_The request_
Look through the listing below and give the number of lines that hold "text". Say nothing more.

------------------------

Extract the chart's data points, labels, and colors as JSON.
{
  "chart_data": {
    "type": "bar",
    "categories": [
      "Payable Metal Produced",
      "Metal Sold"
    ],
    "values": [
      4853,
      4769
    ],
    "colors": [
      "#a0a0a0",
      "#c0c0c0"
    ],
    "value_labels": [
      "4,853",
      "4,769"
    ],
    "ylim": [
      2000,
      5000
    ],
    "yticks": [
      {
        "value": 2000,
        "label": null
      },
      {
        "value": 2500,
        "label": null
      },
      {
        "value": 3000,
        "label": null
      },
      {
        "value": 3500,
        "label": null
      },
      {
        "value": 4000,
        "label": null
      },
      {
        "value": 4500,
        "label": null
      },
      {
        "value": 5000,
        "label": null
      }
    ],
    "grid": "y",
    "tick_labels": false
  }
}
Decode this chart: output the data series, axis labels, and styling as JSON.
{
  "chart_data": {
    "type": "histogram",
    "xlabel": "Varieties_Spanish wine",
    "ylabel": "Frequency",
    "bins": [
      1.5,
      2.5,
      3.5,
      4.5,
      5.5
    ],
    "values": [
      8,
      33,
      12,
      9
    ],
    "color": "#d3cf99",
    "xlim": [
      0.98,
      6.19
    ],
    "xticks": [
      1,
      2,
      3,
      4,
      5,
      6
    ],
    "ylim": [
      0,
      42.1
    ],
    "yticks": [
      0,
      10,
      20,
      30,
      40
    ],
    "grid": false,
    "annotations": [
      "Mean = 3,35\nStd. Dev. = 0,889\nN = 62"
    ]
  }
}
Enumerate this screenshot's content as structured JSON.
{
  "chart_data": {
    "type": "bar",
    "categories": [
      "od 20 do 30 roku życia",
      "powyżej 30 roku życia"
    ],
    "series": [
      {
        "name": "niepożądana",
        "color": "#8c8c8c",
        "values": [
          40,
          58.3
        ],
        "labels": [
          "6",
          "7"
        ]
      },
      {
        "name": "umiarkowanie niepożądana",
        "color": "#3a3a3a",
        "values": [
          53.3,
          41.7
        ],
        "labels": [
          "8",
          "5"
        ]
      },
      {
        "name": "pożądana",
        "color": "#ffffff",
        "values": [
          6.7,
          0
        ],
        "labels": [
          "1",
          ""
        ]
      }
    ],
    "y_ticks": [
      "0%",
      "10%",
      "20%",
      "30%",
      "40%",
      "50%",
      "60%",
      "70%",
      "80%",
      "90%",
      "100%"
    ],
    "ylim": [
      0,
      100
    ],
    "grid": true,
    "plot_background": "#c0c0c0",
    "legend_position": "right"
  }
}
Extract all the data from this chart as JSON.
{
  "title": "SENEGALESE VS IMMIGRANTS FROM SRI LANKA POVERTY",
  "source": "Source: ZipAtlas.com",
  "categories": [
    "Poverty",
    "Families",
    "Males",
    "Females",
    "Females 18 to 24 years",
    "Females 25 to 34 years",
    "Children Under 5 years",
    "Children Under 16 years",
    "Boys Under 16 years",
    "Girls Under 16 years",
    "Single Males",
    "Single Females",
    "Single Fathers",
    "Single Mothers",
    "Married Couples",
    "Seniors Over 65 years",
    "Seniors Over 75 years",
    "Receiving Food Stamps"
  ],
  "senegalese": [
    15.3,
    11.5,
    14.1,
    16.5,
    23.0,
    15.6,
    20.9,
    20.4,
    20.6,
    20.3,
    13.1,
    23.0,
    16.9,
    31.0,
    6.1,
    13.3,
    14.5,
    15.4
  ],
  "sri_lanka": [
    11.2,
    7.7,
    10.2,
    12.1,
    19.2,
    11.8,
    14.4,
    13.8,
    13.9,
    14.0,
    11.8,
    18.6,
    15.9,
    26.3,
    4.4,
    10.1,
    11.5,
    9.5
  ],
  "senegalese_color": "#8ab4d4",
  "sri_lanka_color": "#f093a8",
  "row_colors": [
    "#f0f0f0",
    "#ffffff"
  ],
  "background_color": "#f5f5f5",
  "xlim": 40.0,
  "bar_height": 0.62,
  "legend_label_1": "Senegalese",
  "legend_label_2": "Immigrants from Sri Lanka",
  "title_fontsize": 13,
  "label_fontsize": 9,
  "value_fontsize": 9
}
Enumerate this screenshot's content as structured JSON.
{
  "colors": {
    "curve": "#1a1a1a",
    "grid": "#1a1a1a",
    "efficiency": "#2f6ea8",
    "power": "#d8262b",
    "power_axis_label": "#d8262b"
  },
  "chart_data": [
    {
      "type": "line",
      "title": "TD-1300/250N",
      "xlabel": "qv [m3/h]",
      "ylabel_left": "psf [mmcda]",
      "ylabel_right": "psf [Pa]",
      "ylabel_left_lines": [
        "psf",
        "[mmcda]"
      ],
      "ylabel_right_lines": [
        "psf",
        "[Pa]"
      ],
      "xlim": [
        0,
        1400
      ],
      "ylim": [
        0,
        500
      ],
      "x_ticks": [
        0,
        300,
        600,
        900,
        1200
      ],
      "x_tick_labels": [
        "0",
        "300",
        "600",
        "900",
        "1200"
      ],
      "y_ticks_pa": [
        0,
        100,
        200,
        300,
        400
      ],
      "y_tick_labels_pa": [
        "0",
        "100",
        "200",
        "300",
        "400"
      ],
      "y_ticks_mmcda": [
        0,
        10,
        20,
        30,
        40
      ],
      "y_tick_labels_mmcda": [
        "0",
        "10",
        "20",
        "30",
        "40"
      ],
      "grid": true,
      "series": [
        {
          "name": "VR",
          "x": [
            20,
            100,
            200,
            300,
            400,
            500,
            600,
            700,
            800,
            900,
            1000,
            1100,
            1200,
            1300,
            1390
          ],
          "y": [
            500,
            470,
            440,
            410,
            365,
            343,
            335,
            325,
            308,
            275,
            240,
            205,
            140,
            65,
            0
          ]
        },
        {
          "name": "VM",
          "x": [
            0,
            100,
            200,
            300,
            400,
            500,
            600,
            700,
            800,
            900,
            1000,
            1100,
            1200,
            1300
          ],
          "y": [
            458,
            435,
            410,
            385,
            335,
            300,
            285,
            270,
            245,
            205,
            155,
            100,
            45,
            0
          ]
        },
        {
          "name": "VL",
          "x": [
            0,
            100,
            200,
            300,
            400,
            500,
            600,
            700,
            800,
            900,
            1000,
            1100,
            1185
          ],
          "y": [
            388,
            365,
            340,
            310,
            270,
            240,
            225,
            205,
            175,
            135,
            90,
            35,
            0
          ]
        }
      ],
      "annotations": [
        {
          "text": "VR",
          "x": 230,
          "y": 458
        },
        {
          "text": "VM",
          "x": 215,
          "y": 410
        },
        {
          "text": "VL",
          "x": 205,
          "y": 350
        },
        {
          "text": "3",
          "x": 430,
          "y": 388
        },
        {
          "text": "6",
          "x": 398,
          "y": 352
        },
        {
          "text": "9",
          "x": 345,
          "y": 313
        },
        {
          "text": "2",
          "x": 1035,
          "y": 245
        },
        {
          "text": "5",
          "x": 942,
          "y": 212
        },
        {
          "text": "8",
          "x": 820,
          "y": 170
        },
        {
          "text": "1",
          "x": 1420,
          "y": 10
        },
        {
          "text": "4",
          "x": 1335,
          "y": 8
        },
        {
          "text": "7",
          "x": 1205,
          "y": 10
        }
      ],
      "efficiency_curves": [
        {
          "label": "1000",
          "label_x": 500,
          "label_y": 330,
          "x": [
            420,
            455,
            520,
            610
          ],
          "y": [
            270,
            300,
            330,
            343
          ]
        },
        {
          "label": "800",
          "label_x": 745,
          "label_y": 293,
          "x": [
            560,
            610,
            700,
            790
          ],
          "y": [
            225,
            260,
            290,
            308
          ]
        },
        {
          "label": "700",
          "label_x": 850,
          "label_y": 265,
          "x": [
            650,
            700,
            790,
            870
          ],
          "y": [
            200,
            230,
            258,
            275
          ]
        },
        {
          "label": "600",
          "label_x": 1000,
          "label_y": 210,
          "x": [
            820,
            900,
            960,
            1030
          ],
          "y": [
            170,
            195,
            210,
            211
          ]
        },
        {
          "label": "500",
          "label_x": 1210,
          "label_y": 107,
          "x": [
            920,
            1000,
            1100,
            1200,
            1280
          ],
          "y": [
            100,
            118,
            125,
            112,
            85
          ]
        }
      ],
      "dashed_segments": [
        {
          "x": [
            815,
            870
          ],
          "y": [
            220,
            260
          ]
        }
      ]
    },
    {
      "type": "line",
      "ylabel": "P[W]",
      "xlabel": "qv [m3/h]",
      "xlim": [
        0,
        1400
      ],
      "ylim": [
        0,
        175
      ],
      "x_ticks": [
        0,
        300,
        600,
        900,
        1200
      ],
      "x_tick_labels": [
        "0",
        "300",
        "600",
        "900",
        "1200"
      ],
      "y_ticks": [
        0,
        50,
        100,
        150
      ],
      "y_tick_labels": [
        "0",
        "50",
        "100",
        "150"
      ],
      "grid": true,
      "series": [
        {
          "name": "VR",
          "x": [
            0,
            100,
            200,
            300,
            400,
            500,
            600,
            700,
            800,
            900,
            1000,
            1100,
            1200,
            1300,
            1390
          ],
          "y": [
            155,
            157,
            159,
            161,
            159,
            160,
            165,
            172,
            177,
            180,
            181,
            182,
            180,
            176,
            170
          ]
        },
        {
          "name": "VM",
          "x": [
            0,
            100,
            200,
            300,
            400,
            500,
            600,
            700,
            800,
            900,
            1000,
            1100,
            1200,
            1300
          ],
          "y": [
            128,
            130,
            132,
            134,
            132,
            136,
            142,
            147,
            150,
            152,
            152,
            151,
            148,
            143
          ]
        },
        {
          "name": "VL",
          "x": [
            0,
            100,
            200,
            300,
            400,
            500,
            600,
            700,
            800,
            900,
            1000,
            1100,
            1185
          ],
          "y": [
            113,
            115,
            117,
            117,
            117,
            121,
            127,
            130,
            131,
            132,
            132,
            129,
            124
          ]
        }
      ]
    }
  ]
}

------------------------

_Worked answer_
12